Your instructions: Spot each line that carries the word "ylabel"; copy those lines.

Items:
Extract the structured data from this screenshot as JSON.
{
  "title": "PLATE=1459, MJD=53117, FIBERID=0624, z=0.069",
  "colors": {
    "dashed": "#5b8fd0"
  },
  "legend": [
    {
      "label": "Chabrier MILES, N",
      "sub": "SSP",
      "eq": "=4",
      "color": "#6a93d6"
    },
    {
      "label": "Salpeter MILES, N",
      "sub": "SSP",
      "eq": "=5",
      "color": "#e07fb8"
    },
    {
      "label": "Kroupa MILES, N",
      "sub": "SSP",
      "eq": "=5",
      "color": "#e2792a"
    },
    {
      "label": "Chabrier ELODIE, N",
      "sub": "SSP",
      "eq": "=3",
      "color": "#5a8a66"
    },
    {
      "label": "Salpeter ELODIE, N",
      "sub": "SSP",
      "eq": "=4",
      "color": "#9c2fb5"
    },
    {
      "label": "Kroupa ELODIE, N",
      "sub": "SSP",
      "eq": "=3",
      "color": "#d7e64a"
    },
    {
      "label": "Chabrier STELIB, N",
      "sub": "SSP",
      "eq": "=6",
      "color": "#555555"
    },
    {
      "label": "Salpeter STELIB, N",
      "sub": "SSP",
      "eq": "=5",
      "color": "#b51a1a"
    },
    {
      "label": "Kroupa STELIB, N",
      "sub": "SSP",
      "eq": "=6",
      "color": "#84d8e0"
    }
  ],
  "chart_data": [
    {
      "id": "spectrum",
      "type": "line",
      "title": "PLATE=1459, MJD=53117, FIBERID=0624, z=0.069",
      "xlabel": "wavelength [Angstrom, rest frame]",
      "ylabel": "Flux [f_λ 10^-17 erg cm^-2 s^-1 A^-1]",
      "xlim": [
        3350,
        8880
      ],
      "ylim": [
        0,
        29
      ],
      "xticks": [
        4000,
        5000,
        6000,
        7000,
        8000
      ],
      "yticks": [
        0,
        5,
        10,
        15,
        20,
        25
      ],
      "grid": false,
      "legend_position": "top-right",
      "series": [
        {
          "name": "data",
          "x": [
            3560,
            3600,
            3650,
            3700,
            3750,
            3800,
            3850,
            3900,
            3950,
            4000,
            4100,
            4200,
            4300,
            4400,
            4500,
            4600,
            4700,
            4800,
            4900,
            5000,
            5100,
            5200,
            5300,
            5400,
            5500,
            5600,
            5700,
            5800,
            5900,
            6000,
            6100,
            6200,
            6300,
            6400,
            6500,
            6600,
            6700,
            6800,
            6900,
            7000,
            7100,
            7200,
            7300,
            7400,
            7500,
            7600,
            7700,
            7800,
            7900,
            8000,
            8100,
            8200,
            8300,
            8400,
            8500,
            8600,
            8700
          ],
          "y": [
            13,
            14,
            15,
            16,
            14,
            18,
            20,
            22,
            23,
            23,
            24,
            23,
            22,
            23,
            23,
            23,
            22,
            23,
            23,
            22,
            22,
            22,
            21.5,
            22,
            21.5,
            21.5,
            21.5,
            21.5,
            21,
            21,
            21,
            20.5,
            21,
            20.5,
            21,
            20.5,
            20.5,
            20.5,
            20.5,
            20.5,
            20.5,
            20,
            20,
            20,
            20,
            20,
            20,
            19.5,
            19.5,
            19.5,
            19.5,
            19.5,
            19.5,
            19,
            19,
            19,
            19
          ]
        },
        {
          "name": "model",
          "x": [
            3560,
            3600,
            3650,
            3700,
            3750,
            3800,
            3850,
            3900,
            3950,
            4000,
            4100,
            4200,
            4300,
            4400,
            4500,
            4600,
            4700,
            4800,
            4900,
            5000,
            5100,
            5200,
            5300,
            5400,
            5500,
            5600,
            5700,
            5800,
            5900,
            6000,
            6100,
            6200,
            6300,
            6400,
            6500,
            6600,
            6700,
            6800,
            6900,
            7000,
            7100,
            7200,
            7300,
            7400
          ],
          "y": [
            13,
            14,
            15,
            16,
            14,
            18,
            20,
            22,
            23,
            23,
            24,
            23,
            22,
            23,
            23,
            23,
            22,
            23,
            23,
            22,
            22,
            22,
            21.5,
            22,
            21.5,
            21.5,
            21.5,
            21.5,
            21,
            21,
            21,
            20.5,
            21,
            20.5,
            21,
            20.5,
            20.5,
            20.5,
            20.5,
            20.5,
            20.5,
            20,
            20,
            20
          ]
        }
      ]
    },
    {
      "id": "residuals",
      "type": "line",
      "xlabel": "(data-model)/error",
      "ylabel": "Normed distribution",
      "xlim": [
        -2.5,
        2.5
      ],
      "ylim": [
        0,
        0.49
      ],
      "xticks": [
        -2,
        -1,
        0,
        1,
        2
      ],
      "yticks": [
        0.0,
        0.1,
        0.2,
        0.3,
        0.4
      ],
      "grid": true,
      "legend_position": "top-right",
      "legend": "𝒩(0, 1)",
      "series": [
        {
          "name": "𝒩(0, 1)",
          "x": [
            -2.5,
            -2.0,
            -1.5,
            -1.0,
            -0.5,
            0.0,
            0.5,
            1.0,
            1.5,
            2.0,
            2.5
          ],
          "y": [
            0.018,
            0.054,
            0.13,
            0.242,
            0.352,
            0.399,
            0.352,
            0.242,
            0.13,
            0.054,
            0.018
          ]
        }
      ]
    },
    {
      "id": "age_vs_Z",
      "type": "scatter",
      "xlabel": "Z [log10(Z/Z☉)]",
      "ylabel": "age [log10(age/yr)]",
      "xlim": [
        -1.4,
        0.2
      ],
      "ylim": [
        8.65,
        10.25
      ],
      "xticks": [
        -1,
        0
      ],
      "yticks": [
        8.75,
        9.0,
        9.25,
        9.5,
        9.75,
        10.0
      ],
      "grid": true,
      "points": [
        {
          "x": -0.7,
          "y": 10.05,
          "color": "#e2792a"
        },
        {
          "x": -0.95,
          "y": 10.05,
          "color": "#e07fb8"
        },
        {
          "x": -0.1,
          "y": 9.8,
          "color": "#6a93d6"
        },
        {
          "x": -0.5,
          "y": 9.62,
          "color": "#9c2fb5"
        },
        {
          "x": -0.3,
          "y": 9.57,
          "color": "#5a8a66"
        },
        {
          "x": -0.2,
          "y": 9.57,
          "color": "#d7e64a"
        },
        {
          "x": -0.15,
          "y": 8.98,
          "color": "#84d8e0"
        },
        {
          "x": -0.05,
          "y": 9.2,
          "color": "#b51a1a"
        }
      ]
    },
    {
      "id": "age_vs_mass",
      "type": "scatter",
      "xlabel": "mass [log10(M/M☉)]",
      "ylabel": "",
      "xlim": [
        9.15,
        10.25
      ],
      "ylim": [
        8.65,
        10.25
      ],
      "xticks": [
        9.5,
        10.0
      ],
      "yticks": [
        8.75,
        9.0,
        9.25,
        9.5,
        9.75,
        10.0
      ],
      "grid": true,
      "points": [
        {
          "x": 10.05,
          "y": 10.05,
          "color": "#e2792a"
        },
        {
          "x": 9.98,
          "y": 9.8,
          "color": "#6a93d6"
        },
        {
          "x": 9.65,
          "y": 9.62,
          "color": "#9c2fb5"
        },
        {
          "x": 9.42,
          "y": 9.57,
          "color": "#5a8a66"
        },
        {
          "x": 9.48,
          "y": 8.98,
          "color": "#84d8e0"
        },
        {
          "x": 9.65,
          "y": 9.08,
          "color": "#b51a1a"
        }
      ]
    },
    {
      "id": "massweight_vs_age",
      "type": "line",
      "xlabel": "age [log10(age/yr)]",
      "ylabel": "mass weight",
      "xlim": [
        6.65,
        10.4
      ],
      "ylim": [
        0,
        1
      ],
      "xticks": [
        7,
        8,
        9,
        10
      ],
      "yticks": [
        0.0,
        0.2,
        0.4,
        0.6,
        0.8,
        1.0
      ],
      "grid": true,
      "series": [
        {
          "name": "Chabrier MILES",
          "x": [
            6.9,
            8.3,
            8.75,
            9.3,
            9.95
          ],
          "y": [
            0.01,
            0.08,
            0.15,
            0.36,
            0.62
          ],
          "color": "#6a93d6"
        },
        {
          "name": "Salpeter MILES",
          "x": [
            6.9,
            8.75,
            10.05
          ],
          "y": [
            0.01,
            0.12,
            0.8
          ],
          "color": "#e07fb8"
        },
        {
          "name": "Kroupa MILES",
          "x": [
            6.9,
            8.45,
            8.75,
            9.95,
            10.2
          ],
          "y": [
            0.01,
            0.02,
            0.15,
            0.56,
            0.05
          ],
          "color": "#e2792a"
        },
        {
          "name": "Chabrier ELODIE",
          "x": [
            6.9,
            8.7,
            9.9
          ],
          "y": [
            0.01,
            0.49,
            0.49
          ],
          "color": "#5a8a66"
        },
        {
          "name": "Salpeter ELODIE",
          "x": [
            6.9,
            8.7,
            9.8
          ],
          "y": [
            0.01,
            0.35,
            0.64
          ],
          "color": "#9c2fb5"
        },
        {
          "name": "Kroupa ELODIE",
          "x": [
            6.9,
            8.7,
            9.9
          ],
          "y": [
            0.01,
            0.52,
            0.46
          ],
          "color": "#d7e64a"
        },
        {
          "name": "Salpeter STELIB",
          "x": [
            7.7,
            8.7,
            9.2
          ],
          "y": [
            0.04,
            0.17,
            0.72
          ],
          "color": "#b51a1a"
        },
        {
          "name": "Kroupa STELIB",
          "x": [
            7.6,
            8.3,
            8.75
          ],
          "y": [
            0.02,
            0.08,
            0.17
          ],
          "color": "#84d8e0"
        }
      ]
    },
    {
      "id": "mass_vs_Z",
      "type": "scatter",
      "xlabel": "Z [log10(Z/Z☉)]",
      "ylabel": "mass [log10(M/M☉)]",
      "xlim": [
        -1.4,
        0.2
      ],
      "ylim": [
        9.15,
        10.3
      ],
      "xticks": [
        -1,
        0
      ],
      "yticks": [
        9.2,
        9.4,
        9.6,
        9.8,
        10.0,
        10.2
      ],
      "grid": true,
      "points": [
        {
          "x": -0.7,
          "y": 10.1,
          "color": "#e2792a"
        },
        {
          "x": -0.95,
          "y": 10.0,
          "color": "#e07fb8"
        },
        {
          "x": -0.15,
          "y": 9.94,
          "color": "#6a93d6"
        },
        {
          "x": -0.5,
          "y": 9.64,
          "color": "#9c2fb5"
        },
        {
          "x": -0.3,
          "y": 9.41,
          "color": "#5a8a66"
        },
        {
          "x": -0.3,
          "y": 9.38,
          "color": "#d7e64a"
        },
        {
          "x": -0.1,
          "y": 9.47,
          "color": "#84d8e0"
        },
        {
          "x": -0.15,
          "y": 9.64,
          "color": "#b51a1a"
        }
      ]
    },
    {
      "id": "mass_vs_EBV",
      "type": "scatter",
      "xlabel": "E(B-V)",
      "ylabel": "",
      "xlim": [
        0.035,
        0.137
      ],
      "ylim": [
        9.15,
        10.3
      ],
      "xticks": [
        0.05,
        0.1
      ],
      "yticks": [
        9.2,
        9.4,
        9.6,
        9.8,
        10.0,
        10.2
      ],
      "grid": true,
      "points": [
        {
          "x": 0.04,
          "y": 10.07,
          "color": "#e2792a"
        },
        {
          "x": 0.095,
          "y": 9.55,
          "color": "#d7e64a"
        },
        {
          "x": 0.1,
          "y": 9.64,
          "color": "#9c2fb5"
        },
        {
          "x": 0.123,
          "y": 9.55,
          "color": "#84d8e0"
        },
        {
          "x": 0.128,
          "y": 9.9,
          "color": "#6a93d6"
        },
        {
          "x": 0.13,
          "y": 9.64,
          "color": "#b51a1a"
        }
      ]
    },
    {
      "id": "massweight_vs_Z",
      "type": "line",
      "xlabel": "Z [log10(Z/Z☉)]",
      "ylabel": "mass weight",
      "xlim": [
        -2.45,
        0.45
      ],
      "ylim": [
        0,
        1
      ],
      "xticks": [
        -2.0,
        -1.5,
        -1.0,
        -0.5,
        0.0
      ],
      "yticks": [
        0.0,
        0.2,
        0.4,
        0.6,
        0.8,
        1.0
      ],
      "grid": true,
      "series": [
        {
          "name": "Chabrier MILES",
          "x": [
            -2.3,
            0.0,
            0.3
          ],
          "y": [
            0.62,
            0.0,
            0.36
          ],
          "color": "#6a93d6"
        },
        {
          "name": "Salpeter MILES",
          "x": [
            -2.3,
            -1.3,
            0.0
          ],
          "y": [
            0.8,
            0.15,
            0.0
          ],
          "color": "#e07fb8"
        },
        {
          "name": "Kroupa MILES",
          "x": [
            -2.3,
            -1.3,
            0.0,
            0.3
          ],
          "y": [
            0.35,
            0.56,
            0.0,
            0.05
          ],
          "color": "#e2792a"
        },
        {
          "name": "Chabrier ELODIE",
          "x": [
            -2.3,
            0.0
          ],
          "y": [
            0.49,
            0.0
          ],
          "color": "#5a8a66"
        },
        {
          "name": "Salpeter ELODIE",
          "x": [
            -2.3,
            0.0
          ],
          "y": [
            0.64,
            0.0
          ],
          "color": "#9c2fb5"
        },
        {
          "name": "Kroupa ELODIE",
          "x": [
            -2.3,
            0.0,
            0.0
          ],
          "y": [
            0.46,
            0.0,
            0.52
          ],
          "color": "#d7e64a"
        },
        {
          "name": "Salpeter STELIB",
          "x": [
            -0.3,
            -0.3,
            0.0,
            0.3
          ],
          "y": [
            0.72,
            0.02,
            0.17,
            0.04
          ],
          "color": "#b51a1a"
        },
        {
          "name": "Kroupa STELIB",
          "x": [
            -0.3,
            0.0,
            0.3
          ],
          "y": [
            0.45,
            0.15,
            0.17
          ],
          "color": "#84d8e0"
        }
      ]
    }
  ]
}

Task solution:
      "ylabel": "Flux [f_λ 10^-17 erg cm^-2 s^-1 A^-1]",
      "ylabel": "Normed distribution",
      "ylabel": "age [log10(age/yr)]",
      "ylabel": "",
      "ylabel": "mass weight",
      "ylabel": "mass [log10(M/M☉)]",
      "ylabel": "",
      "ylabel": "mass weight",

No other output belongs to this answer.